• REQUIRED TASK: Look for the string "title" in the lines and copy each line that has it.

'''

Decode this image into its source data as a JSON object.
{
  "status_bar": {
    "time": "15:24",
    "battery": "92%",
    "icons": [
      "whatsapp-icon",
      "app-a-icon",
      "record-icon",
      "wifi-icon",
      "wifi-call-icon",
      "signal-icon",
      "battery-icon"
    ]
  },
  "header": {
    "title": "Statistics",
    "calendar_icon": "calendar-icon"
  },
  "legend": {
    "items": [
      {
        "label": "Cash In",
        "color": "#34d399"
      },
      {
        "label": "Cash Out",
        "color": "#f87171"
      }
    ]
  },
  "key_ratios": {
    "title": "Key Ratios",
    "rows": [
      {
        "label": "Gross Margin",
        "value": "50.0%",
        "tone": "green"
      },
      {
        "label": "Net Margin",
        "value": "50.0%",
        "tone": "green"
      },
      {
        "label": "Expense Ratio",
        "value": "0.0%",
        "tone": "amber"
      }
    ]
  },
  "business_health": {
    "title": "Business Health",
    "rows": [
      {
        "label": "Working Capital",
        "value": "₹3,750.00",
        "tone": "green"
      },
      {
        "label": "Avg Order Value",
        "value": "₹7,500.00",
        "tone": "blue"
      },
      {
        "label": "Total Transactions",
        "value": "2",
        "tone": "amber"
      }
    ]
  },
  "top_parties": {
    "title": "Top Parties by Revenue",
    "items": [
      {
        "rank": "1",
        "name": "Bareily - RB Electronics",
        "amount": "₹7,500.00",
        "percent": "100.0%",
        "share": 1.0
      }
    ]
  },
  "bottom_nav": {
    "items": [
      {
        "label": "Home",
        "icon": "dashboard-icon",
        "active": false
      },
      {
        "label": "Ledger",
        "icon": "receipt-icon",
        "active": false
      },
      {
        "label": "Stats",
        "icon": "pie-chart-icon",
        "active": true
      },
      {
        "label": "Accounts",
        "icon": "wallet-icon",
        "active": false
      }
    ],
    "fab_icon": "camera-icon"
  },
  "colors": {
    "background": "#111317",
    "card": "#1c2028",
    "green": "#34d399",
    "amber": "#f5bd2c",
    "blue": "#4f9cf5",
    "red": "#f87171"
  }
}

'''

• SOLUTION BELOW:
    "title": "Statistics",
    "title": "Key Ratios",
    "title": "Business Health",
    "title": "Top Parties by Revenue",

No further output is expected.